> _Problem description_:
Skip every image and restate the data word for word.
— BEGIN Source data —
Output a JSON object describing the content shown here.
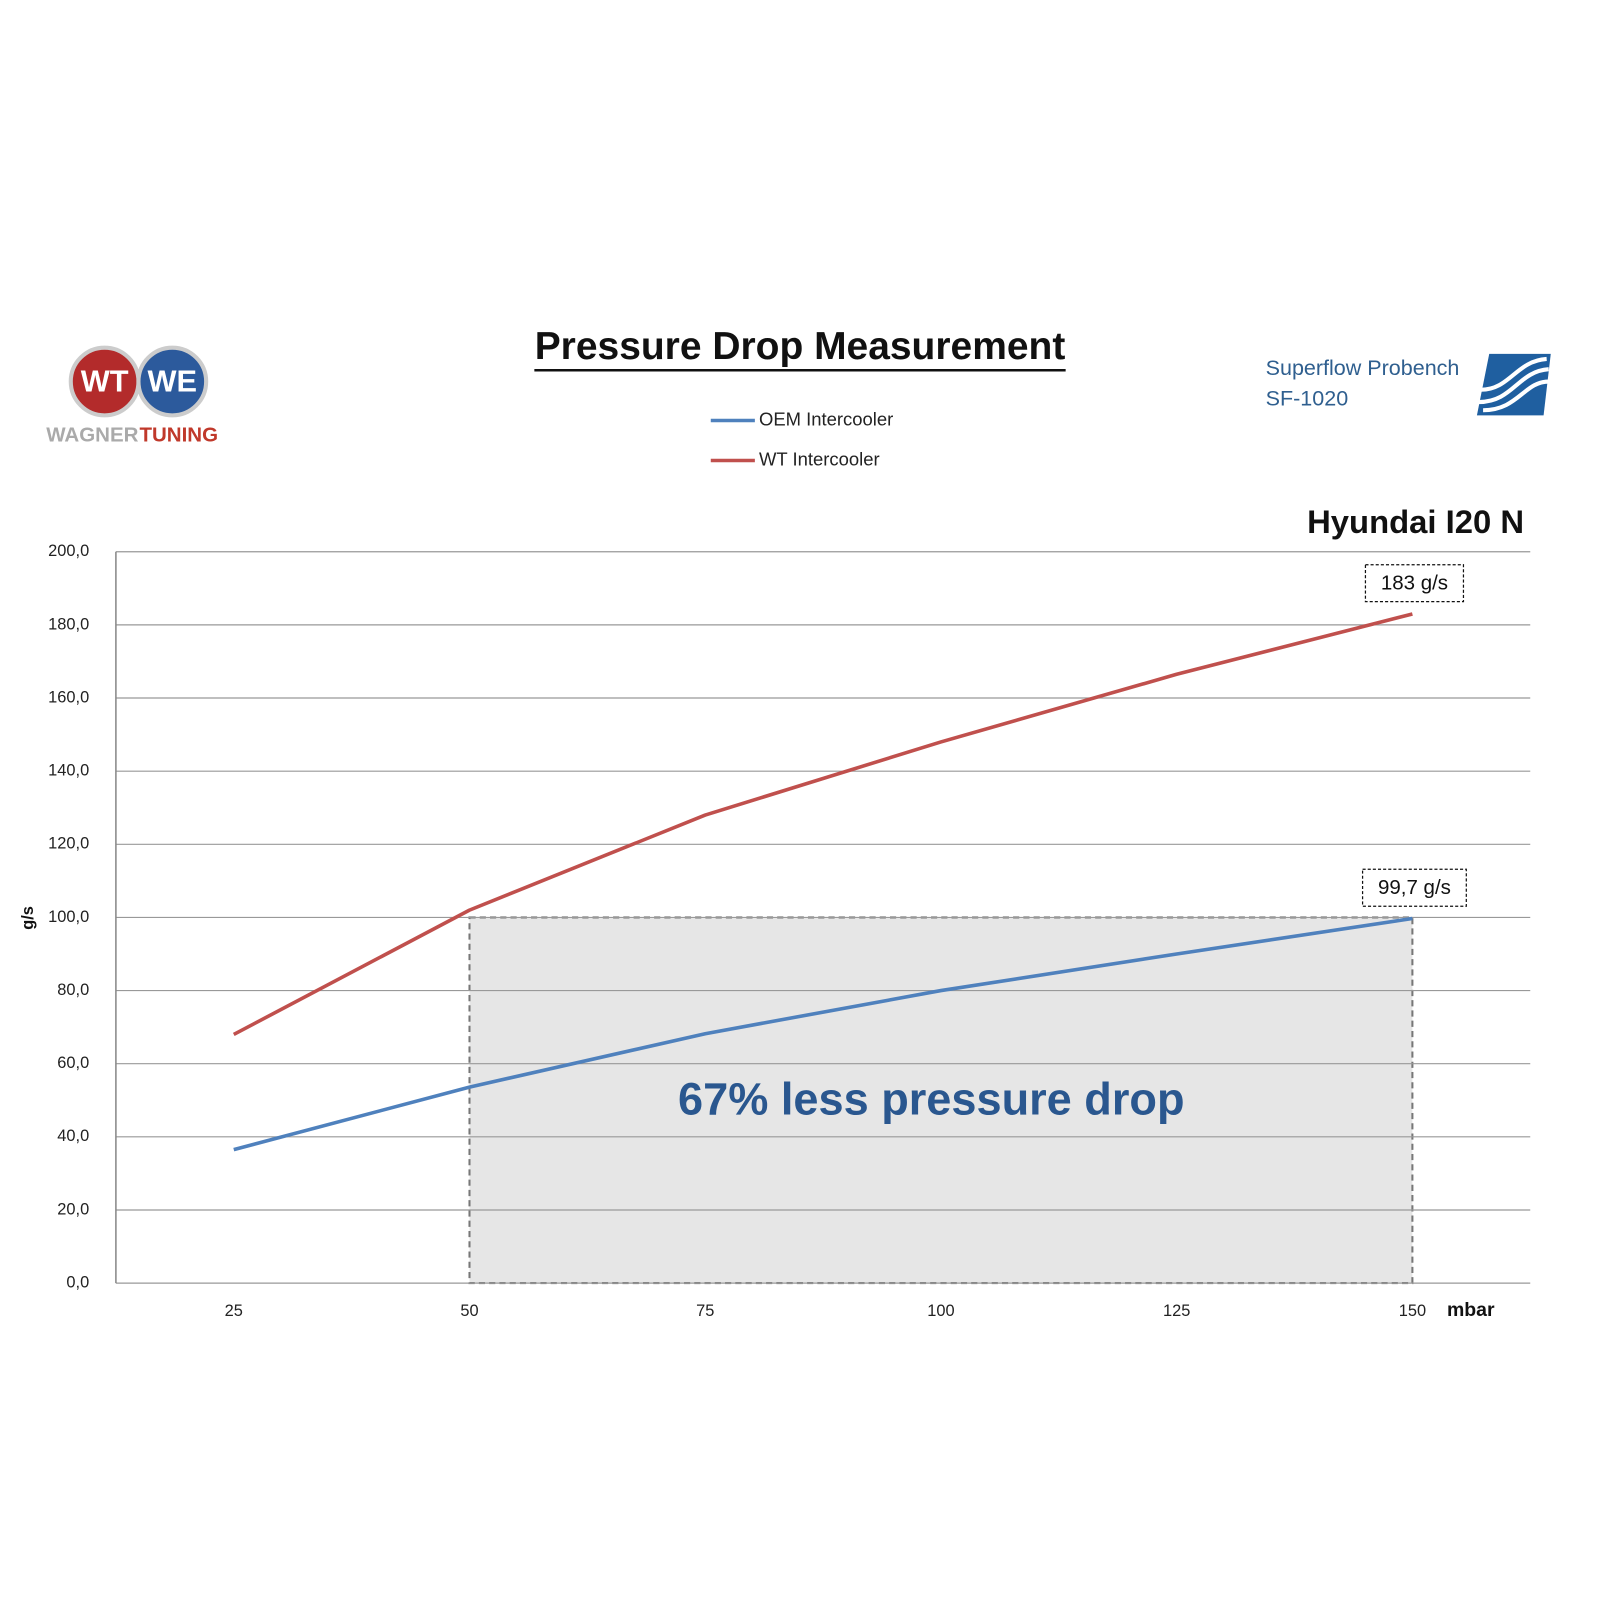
{
  "chart_data": {
    "type": "line",
    "title": "Pressure Drop Measurement",
    "subtitle": "Hyundai I20 N",
    "source": [
      "Superflow Probench",
      "SF-1020"
    ],
    "logo": {
      "badges": [
        "WT",
        "WE"
      ],
      "wordmark": [
        "WAGNER",
        "TUNING"
      ]
    },
    "x_label": "mbar",
    "y_label": "g/s",
    "x": [
      25,
      50,
      75,
      100,
      125,
      150
    ],
    "xlim": [
      12.5,
      162.5
    ],
    "xticks": [
      25,
      50,
      75,
      100,
      125,
      150
    ],
    "ylim": [
      0,
      200
    ],
    "yticks": [
      {
        "value": 0,
        "label": "0,0"
      },
      {
        "value": 20,
        "label": "20,0"
      },
      {
        "value": 40,
        "label": "40,0"
      },
      {
        "value": 60,
        "label": "60,0"
      },
      {
        "value": 80,
        "label": "80,0"
      },
      {
        "value": 100,
        "label": "100,0"
      },
      {
        "value": 120,
        "label": "120,0"
      },
      {
        "value": 140,
        "label": "140,0"
      },
      {
        "value": 160,
        "label": "160,0"
      },
      {
        "value": 180,
        "label": "180,0"
      },
      {
        "value": 200,
        "label": "200,0"
      }
    ],
    "grid": true,
    "series": [
      {
        "name": "OEM Intercooler",
        "color": "#4f81bd",
        "values": [
          36.5,
          53.6,
          68.2,
          80,
          90,
          99.7
        ]
      },
      {
        "name": "WT Intercooler",
        "color": "#c0504d",
        "values": [
          68,
          102,
          128,
          148,
          166.5,
          183
        ]
      }
    ],
    "shaded_region": {
      "x": [
        50,
        150
      ],
      "y": [
        0,
        100
      ]
    },
    "annotations": [
      {
        "text": "183 g/s",
        "series": 1,
        "index": 5
      },
      {
        "text": "99,7 g/s",
        "series": 0,
        "index": 5
      },
      {
        "text": "67% less pressure drop"
      }
    ]
  }
}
— END Source data —
> _Task response_:
Output a JSON object describing the content shown here.
{
  "chart_data": {
    "type": "line",
    "title": "Pressure Drop Measurement",
    "subtitle": "Hyundai I20 N",
    "source": [
      "Superflow Probench",
      "SF-1020"
    ],
    "logo": {
      "badges": [
        "WT",
        "WE"
      ],
      "wordmark": [
        "WAGNER",
        "TUNING"
      ]
    },
    "x_label": "mbar",
    "y_label": "g/s",
    "x": [
      25,
      50,
      75,
      100,
      125,
      150
    ],
    "xlim": [
      12.5,
      162.5
    ],
    "xticks": [
      25,
      50,
      75,
      100,
      125,
      150
    ],
    "ylim": [
      0,
      200
    ],
    "yticks": [
      {
        "value": 0,
        "label": "0,0"
      },
      {
        "value": 20,
        "label": "20,0"
      },
      {
        "value": 40,
        "label": "40,0"
      },
      {
        "value": 60,
        "label": "60,0"
      },
      {
        "value": 80,
        "label": "80,0"
      },
      {
        "value": 100,
        "label": "100,0"
      },
      {
        "value": 120,
        "label": "120,0"
      },
      {
        "value": 140,
        "label": "140,0"
      },
      {
        "value": 160,
        "label": "160,0"
      },
      {
        "value": 180,
        "label": "180,0"
      },
      {
        "value": 200,
        "label": "200,0"
      }
    ],
    "grid": true,
    "series": [
      {
        "name": "OEM Intercooler",
        "color": "#4f81bd",
        "values": [
          36.5,
          53.6,
          68.2,
          80,
          90,
          99.7
        ]
      },
      {
        "name": "WT Intercooler",
        "color": "#c0504d",
        "values": [
          68,
          102,
          128,
          148,
          166.5,
          183
        ]
      }
    ],
    "shaded_region": {
      "x": [
        50,
        150
      ],
      "y": [
        0,
        100
      ]
    },
    "annotations": [
      {
        "text": "183 g/s",
        "series": 1,
        "index": 5
      },
      {
        "text": "99,7 g/s",
        "series": 0,
        "index": 5
      },
      {
        "text": "67% less pressure drop"
      }
    ]
  }
}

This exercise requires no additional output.